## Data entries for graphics
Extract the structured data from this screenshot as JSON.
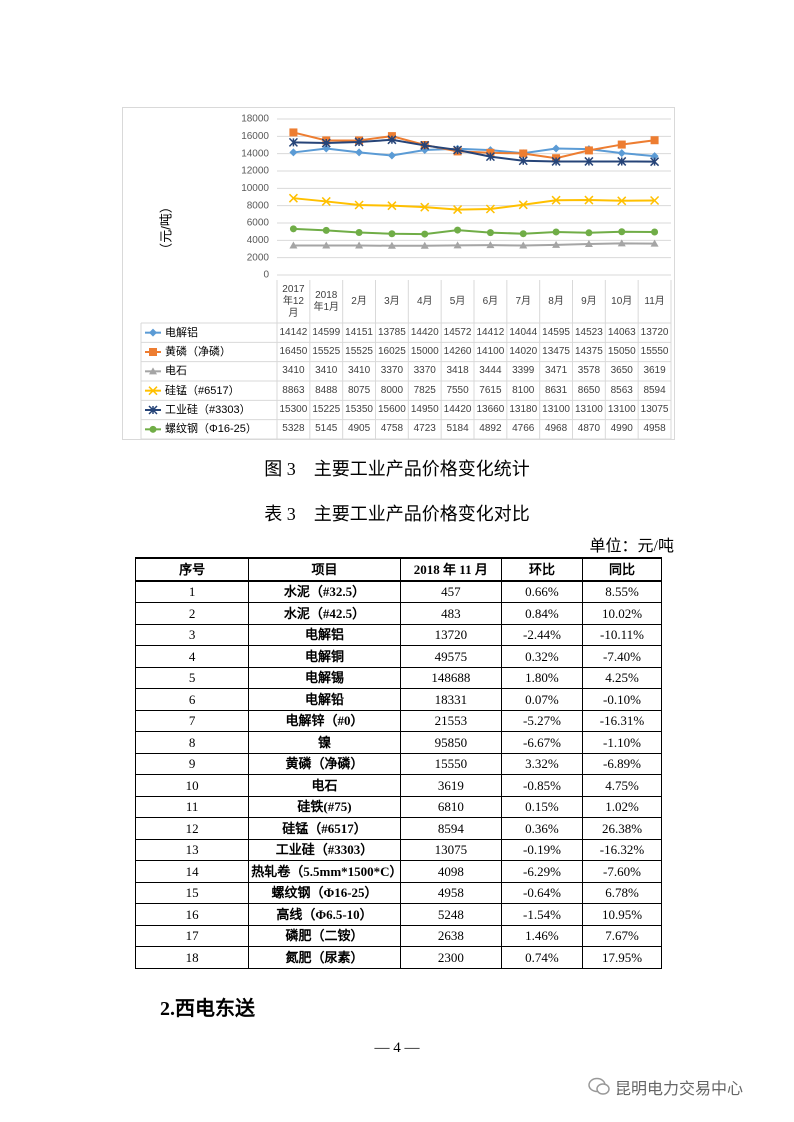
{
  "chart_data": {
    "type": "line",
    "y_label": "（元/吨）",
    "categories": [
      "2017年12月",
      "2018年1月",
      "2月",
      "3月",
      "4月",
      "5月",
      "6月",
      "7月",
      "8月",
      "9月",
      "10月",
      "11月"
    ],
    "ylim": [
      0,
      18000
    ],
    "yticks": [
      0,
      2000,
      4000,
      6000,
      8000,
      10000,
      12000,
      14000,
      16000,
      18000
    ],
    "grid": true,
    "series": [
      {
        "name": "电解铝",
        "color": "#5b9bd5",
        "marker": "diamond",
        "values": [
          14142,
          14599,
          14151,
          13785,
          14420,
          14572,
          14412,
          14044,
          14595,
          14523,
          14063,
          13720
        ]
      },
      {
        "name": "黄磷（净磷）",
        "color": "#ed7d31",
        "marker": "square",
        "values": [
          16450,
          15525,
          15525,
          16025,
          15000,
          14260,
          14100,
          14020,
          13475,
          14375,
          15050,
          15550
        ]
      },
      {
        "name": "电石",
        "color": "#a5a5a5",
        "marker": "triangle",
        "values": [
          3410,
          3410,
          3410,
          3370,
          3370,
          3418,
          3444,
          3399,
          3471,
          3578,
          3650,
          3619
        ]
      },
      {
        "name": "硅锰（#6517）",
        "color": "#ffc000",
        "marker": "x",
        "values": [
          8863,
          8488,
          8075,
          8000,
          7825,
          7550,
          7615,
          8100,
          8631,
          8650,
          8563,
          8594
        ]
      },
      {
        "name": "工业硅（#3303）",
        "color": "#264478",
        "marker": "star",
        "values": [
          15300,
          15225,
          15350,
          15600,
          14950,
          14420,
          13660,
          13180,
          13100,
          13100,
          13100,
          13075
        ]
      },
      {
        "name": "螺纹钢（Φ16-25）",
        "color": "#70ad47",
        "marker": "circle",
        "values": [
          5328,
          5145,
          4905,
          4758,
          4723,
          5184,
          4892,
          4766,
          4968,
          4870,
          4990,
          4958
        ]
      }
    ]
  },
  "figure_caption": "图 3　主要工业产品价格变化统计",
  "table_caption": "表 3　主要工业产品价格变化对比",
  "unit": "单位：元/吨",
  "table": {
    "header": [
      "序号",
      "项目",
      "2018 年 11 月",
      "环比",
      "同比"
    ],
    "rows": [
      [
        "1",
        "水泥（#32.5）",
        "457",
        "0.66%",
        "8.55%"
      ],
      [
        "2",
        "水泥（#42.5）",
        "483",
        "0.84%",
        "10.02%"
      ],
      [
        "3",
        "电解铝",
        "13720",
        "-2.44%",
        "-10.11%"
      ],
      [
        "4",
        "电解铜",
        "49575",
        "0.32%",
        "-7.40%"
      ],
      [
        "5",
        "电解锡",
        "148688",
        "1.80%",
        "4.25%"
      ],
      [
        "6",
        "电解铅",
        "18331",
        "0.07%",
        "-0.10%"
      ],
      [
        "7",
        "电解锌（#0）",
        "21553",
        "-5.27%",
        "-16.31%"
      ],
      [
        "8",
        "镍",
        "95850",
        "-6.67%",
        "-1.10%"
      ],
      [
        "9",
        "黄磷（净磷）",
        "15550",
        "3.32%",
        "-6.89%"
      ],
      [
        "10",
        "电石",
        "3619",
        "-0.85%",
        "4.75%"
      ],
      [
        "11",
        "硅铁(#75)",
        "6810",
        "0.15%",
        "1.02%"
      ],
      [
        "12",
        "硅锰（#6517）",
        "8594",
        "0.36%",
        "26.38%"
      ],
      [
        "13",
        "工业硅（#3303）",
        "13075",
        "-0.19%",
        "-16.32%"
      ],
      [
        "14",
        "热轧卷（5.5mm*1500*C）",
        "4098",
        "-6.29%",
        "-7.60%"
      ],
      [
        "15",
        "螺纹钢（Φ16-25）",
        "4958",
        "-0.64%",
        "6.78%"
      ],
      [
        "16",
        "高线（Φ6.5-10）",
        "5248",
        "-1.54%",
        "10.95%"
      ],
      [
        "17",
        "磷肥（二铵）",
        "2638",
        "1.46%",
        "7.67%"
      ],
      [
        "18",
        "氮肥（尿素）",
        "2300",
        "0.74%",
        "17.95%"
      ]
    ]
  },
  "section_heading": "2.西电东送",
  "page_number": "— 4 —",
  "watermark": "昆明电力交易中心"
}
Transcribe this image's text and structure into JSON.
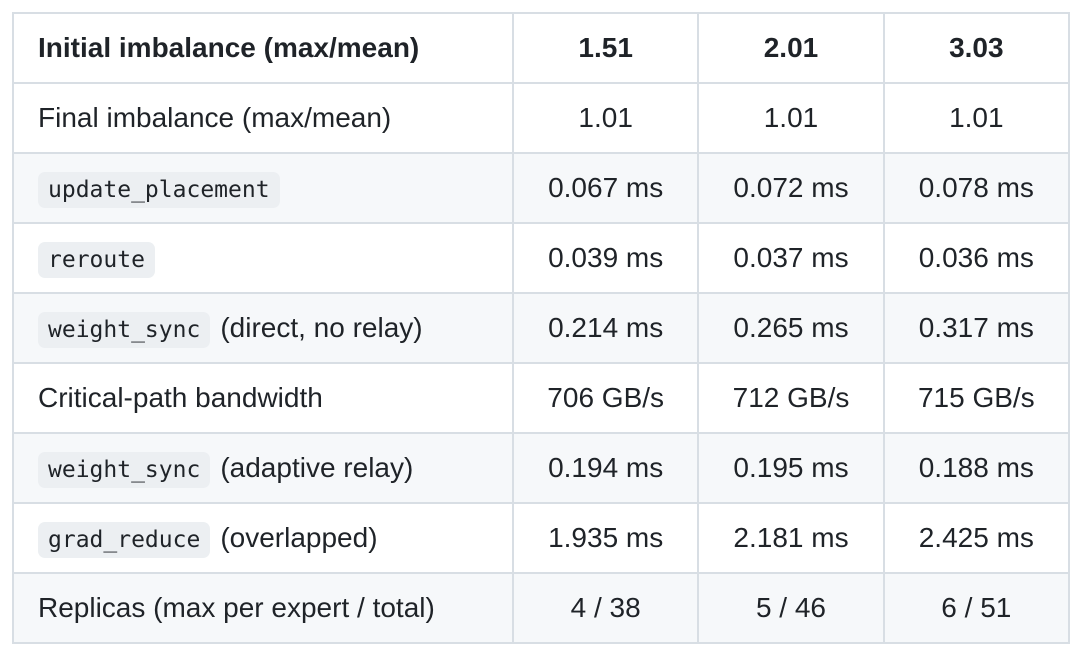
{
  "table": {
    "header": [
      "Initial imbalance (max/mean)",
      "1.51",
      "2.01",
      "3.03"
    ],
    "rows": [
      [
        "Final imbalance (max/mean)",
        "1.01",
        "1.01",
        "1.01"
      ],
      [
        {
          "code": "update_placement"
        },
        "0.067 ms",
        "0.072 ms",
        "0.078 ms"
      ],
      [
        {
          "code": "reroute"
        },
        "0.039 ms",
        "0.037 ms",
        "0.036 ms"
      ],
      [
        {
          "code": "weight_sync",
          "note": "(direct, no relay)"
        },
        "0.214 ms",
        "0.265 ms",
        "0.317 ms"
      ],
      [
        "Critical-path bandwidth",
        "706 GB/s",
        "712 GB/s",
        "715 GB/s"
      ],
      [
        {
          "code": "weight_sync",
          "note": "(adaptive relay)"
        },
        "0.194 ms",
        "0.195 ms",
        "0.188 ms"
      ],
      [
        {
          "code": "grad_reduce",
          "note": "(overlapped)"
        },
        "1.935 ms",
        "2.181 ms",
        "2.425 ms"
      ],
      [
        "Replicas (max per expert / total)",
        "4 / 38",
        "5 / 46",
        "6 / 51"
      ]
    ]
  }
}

## Requirement
Count the lines in the records above that contain the word "JSON", and give only that number.

## Task output
2